MATERIALS PROVIDED:

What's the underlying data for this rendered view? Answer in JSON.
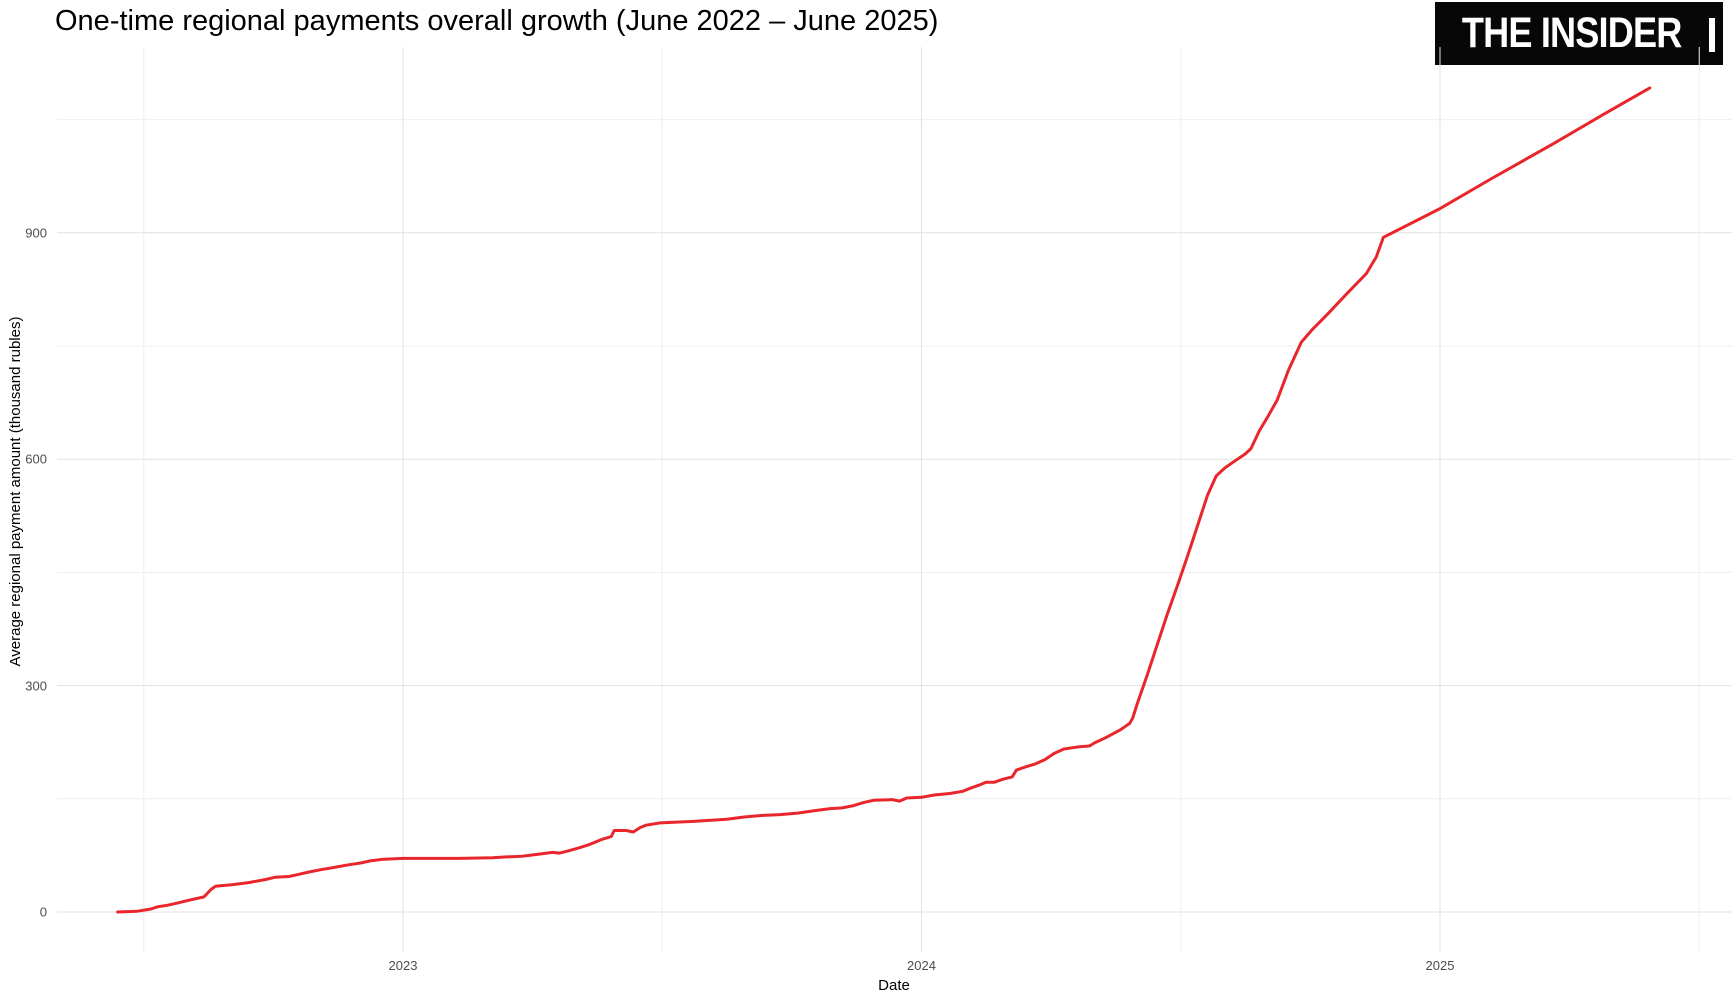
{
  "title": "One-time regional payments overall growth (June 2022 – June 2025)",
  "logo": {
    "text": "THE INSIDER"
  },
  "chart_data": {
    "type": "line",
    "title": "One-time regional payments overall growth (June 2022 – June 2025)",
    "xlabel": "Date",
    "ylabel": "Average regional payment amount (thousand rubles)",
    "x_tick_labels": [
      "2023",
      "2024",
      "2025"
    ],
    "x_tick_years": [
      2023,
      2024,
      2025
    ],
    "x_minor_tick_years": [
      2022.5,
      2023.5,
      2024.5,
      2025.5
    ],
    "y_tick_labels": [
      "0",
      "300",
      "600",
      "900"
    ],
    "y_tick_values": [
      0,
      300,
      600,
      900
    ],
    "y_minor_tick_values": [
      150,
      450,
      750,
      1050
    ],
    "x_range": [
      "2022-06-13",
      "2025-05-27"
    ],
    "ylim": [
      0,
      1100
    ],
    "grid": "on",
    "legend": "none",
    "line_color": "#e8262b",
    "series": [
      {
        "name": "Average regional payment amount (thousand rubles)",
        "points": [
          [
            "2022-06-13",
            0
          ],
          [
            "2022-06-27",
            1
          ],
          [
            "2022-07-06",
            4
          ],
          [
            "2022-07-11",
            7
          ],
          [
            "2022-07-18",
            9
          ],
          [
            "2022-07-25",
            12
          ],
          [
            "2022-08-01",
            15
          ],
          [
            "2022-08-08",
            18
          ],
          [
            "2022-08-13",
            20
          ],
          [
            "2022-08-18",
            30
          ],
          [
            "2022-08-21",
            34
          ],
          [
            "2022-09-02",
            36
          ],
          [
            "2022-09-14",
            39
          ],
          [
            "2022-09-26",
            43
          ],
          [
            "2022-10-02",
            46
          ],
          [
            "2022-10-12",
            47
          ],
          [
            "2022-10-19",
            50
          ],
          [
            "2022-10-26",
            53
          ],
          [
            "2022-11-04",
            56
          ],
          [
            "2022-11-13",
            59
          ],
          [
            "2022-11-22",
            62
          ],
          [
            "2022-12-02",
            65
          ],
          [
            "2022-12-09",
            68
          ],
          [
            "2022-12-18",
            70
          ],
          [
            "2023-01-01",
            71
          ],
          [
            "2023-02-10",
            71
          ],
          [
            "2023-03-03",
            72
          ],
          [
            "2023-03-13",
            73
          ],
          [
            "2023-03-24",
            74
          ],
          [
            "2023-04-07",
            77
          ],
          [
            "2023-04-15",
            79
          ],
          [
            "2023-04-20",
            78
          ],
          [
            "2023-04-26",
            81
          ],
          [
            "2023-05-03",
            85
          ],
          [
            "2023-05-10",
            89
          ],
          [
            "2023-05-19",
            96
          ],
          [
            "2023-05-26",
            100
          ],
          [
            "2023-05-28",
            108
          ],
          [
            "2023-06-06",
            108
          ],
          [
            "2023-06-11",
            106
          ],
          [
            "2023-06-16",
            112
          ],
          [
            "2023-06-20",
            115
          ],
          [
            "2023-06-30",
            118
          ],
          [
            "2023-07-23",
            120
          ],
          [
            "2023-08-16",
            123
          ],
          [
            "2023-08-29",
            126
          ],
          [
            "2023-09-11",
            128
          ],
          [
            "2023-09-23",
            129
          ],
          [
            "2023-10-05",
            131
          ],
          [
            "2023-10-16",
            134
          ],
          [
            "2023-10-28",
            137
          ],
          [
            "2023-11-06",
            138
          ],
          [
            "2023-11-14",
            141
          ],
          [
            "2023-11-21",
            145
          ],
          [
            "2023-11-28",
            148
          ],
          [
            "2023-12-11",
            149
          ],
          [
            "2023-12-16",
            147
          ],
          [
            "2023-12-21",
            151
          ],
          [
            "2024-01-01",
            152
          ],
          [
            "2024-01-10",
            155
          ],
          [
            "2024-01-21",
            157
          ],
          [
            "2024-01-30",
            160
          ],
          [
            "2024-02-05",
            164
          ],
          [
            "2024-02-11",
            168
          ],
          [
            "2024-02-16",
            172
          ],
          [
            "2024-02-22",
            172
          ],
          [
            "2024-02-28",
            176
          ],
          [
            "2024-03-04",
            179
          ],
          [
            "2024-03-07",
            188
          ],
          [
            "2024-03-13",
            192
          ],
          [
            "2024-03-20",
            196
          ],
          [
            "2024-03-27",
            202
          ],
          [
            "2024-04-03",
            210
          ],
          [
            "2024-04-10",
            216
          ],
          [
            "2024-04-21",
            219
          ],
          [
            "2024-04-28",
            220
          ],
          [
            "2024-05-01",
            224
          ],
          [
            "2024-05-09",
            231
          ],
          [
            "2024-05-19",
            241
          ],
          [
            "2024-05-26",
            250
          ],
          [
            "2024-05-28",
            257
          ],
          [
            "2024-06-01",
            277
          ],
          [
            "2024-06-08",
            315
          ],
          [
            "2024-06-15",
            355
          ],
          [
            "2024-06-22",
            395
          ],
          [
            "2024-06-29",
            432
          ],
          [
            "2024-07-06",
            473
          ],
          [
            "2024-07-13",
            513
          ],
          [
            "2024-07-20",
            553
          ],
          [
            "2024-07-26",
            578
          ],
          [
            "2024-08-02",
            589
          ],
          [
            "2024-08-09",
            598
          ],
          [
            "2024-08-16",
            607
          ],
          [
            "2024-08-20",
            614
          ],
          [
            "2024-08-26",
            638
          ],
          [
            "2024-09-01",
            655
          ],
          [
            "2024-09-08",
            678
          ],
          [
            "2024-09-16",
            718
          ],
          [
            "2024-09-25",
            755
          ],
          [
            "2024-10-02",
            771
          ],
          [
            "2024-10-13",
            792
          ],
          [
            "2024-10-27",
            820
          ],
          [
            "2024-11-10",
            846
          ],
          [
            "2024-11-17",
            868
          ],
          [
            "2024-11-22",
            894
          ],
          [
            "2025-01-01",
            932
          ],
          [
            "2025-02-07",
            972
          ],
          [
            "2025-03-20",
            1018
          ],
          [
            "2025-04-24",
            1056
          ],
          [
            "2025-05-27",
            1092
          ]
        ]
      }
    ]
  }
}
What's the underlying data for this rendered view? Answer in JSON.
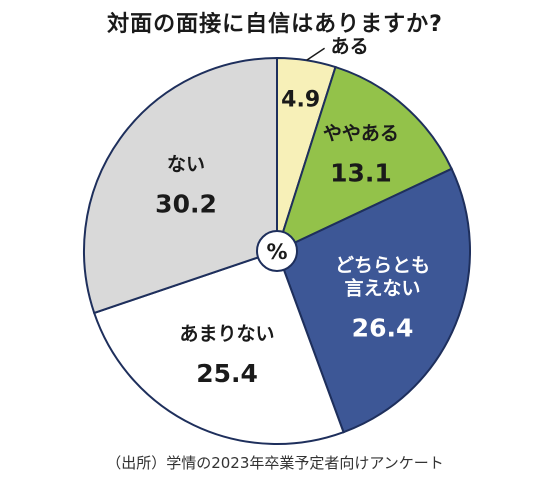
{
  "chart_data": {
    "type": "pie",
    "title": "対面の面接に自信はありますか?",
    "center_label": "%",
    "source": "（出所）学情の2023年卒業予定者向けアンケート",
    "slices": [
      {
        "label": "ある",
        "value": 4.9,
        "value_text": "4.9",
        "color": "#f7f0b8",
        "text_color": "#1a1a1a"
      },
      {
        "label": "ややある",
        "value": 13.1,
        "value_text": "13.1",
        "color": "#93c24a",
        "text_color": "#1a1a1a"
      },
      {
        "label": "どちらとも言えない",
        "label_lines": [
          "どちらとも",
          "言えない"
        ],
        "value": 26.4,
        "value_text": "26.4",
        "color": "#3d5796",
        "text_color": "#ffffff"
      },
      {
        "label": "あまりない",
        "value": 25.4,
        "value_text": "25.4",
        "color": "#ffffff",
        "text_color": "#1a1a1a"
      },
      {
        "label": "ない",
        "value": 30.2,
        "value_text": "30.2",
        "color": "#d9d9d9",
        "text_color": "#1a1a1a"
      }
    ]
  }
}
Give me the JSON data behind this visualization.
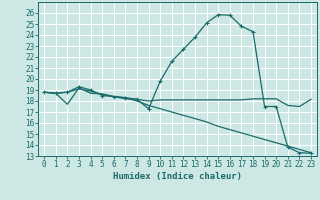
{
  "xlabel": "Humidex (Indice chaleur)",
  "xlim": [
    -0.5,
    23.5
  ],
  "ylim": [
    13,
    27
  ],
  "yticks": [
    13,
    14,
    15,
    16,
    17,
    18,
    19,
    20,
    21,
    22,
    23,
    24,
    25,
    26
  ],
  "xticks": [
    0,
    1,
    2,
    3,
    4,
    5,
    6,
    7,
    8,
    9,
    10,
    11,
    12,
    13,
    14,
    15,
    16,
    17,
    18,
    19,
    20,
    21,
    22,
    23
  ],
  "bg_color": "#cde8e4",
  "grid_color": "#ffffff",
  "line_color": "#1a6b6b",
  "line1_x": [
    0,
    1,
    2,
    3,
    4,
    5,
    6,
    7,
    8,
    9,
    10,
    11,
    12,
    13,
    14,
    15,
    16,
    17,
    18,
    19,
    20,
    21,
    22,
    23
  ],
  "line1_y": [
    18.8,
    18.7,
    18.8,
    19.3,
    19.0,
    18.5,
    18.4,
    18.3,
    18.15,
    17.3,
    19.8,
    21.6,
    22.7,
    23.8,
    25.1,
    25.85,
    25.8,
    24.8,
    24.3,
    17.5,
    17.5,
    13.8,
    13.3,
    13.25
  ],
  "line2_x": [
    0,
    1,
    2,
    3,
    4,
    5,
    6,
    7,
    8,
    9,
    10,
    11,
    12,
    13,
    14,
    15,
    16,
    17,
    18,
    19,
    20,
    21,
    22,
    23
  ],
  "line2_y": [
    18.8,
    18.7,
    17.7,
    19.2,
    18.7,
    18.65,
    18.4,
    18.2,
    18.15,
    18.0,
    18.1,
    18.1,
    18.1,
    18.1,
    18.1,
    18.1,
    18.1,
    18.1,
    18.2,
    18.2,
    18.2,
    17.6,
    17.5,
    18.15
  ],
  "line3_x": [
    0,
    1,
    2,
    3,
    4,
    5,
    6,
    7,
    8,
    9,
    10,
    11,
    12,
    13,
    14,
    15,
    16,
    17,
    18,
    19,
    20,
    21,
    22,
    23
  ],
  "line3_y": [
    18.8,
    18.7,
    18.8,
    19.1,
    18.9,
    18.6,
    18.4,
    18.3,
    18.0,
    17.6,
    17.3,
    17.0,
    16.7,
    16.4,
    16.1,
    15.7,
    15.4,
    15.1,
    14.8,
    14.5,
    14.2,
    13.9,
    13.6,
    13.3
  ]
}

PROBLEM TO SOLVE: Please list every line of the records that contains "title".

RESPONSE TO THIS TASK:
  "title": "One-time regional payments overall growth (June 2022 – June 2025)",
    "title": "One-time regional payments overall growth (June 2022 – June 2025)",
    "title": "対面の面接に自信はありますか?",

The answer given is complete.